* **PROBLEM**:
Search the listing below for the string "text" and show each line that contains it.

Stored records
%%

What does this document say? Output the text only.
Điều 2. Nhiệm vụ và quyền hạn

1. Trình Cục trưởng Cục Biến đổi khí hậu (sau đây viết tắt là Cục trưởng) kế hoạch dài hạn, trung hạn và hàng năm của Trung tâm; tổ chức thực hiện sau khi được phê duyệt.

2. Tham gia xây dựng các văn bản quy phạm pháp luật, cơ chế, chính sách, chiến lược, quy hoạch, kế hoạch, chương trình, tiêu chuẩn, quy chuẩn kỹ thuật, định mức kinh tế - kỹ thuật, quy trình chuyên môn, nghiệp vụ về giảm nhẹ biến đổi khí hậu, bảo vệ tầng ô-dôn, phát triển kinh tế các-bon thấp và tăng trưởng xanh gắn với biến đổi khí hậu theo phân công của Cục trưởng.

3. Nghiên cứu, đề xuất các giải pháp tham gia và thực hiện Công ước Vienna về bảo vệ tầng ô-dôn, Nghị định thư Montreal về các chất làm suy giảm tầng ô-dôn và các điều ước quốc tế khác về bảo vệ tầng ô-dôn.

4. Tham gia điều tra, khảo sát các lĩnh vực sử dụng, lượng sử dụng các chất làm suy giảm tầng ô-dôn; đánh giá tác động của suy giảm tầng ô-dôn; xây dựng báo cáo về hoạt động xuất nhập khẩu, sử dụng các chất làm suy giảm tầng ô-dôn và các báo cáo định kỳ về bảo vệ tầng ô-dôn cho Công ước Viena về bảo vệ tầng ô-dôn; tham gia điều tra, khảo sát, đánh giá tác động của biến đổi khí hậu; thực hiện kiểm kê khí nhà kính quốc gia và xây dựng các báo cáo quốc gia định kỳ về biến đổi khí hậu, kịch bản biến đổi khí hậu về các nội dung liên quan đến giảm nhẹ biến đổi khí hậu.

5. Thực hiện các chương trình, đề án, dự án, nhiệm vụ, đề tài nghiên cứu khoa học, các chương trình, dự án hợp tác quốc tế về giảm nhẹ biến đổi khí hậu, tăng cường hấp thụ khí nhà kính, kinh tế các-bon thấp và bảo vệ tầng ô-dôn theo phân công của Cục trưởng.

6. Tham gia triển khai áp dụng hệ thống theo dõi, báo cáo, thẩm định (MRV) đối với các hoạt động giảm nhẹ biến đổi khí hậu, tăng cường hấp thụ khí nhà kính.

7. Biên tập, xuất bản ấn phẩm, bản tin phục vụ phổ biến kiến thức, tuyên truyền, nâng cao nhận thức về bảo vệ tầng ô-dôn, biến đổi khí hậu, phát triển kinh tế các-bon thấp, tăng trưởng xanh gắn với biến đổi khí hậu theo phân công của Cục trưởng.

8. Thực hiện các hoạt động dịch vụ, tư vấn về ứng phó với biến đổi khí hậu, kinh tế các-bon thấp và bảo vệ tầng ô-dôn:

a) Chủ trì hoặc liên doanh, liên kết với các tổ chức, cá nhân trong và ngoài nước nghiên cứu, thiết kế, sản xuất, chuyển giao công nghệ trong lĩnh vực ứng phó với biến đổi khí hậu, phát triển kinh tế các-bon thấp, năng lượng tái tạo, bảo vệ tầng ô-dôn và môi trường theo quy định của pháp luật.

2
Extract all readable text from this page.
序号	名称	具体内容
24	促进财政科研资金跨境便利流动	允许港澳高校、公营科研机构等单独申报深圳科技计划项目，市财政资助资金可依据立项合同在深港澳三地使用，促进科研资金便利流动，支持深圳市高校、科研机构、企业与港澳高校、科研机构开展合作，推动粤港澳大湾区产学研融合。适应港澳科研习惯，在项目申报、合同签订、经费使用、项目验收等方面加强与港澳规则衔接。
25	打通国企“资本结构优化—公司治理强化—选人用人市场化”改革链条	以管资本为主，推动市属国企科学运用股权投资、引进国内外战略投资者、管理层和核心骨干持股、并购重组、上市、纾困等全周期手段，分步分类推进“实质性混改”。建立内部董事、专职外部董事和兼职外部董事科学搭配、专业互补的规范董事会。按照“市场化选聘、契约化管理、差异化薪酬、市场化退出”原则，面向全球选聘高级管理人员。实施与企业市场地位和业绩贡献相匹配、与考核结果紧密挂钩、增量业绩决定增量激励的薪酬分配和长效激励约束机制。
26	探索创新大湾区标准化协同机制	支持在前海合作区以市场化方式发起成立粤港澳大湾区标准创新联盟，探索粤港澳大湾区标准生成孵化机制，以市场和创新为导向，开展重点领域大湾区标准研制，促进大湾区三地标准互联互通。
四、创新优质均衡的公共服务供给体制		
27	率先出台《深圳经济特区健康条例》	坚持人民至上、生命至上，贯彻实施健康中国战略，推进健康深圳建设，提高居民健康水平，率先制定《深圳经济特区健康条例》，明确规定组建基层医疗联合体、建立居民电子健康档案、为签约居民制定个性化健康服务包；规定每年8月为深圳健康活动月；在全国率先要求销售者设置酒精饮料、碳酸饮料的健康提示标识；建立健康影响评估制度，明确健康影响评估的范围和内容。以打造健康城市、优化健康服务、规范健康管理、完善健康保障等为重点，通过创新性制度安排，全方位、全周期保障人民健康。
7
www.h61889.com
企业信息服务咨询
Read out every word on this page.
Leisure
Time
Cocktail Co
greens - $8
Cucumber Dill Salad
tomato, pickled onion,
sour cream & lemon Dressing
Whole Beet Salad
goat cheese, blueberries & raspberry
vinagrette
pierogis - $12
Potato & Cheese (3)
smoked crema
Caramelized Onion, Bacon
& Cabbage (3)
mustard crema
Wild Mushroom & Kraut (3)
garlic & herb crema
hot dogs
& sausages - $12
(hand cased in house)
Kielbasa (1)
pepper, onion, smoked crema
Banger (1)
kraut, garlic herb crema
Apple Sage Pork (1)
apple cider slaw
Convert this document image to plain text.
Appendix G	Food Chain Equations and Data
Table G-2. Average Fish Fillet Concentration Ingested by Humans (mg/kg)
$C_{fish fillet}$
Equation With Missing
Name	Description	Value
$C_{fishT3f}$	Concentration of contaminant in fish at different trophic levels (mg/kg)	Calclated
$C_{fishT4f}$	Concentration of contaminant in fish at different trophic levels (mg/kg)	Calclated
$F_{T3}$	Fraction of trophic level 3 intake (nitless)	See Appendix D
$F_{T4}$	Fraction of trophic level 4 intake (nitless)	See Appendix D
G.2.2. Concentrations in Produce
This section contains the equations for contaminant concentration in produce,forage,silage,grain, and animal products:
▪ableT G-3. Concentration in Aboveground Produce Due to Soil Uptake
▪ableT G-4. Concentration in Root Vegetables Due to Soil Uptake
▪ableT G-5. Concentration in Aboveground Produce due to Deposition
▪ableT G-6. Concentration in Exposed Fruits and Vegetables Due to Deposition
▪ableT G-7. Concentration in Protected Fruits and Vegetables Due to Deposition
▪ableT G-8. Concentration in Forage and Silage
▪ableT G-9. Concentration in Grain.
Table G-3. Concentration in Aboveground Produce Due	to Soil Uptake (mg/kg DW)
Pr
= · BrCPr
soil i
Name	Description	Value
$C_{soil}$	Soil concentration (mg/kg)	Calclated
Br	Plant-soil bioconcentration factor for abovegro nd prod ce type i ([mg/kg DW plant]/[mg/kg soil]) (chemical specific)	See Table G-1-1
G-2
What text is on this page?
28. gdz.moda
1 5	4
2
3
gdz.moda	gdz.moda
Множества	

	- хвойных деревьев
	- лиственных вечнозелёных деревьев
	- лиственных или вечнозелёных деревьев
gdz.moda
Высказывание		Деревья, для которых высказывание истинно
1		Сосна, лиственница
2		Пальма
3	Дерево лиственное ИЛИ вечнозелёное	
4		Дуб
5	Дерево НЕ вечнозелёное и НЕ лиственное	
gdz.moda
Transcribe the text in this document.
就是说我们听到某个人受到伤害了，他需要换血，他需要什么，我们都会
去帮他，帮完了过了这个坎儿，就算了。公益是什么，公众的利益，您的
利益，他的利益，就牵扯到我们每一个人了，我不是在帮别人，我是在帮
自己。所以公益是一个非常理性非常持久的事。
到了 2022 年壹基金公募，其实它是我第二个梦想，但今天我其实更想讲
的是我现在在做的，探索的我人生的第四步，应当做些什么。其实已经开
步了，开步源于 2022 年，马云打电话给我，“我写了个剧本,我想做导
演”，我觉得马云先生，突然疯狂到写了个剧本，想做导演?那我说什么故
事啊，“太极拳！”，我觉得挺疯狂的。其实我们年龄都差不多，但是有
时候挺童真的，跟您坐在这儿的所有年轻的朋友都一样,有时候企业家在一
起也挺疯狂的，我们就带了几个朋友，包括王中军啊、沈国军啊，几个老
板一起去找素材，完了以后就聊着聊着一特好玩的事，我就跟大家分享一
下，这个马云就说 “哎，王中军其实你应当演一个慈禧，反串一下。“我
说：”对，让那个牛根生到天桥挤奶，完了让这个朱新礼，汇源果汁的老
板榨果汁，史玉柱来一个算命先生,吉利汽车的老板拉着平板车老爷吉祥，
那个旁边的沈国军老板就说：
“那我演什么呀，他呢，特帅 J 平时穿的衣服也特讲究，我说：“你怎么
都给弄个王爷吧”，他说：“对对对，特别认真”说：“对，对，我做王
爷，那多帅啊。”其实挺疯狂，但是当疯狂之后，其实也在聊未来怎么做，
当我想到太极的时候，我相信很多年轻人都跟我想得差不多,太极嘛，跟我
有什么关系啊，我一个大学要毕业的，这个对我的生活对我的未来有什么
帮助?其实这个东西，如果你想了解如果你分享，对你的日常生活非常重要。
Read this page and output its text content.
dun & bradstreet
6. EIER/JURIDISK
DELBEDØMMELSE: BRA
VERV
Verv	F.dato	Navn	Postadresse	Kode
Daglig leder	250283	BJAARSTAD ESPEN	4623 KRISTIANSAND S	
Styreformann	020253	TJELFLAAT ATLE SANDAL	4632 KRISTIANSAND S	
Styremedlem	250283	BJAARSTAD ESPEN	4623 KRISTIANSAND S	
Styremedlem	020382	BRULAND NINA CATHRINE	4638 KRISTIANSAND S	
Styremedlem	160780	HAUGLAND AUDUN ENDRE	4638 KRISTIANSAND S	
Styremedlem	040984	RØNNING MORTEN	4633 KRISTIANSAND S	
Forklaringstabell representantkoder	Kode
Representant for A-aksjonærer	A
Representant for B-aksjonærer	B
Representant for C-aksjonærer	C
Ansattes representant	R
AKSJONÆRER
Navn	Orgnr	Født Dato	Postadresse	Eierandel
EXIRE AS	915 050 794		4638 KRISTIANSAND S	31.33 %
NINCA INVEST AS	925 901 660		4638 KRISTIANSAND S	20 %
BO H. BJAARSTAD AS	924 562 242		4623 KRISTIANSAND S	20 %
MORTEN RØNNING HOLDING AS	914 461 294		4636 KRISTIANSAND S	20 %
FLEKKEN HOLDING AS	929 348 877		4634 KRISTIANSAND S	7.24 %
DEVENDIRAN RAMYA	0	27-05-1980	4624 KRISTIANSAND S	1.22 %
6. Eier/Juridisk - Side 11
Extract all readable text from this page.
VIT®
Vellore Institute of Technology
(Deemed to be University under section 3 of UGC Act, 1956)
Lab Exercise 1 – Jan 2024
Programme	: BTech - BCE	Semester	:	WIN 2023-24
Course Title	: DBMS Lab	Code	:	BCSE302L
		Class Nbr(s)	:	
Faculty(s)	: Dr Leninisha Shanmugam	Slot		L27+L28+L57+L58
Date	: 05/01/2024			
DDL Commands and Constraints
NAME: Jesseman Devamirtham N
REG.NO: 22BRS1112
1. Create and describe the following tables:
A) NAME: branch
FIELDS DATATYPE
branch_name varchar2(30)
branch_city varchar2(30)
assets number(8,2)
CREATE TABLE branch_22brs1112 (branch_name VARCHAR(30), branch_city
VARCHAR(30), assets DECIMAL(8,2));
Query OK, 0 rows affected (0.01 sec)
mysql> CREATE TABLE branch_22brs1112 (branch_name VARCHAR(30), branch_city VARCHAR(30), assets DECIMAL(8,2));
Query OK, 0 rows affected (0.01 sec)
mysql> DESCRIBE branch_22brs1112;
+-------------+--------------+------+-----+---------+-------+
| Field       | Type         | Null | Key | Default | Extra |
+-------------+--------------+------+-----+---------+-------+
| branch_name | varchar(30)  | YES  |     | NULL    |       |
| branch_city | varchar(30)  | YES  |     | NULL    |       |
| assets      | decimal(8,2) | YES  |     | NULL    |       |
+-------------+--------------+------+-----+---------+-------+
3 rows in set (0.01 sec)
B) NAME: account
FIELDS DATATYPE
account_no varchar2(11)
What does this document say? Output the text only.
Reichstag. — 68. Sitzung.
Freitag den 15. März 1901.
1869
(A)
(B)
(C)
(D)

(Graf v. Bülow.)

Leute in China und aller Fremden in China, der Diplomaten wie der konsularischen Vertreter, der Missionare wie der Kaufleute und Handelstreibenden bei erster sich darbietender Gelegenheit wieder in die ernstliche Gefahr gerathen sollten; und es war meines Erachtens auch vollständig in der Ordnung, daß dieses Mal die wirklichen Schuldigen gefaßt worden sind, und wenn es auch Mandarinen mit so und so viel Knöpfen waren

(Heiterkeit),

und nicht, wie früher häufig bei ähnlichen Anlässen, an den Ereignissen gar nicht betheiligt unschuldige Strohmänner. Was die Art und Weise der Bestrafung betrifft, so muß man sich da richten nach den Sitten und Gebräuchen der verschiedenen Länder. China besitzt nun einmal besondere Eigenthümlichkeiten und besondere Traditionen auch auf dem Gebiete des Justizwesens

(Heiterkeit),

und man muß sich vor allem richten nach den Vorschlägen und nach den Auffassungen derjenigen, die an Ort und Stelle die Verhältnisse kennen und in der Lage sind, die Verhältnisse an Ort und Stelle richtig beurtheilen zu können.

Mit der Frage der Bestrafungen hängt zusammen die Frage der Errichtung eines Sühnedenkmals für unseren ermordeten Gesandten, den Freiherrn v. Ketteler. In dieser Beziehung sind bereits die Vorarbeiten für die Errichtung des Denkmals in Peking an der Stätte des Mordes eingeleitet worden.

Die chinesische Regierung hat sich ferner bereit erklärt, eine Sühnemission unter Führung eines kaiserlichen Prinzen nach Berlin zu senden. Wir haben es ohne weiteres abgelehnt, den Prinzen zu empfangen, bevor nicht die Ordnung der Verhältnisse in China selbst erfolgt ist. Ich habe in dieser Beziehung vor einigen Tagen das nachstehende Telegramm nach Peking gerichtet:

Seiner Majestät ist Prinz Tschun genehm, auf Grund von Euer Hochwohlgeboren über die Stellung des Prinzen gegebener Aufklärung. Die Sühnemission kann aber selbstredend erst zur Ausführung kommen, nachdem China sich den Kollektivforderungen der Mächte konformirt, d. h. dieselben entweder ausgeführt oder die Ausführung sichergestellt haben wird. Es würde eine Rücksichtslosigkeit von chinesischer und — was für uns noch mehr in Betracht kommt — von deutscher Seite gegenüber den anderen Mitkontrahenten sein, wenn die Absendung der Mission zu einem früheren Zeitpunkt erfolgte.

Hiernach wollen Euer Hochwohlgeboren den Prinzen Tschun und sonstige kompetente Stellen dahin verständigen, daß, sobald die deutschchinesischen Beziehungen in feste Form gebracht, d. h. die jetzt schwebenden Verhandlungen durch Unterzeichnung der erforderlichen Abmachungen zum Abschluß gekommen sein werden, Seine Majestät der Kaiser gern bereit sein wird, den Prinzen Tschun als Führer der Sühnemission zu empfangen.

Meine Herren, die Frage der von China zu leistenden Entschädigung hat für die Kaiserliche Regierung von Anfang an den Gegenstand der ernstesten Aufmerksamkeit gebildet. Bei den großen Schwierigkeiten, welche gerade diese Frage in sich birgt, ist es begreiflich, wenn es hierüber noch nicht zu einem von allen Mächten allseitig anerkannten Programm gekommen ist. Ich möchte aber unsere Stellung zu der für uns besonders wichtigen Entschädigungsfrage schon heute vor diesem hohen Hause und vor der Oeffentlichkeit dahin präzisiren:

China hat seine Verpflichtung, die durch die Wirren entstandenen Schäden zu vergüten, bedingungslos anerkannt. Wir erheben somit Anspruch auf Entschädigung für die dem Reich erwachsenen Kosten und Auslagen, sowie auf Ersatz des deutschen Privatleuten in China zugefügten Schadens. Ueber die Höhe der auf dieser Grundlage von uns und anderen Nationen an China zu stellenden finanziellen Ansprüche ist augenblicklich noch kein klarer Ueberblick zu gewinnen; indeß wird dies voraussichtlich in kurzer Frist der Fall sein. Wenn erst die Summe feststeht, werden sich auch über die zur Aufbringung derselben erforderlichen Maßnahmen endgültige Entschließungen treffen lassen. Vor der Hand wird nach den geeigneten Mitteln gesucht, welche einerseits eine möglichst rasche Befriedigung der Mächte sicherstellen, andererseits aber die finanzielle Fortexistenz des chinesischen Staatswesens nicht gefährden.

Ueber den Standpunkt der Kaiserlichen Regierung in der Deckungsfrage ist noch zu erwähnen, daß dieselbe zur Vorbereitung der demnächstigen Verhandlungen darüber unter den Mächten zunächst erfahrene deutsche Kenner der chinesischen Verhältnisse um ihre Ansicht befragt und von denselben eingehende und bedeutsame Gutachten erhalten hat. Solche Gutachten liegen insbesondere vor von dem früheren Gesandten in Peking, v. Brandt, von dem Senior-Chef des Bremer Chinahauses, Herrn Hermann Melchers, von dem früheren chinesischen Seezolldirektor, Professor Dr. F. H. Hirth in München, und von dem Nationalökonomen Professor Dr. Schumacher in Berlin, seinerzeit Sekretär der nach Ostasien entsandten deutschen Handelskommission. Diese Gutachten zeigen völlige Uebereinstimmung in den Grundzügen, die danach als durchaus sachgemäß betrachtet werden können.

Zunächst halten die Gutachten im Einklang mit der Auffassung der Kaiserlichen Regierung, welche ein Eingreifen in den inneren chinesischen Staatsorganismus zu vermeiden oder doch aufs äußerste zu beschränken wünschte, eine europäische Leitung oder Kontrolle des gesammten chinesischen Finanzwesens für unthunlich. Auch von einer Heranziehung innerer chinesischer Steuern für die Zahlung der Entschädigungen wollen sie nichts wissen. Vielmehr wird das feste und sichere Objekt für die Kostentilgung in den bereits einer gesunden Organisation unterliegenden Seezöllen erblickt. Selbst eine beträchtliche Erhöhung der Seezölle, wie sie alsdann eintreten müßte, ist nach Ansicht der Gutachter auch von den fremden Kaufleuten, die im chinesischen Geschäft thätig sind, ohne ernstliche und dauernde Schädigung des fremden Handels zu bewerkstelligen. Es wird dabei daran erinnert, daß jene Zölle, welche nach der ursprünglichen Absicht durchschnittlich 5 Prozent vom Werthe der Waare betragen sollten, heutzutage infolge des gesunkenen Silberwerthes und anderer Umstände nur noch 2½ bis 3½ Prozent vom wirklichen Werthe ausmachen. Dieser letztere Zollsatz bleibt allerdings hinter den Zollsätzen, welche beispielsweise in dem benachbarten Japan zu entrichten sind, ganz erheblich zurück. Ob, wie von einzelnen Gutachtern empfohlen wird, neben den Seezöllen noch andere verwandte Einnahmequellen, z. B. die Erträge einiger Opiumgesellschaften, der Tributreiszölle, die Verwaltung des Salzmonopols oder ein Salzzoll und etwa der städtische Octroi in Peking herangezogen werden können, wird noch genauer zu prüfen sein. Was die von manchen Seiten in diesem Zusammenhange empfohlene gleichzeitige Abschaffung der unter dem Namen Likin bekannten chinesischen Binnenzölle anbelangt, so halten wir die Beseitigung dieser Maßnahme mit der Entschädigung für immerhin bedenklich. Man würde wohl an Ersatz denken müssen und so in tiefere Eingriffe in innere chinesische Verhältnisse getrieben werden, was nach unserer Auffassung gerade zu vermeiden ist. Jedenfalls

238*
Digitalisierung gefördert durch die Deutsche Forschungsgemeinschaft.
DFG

%%

* **WRITTEN SOLUTION**:
What does this document say? Output the text only.
Extract all readable text from this page.
Convert this document image to plain text.
What text is on this page?
Transcribe the text in this document.
Read this page and output its text content.
Extract all readable text from this page.
What does this document say? Output the text only.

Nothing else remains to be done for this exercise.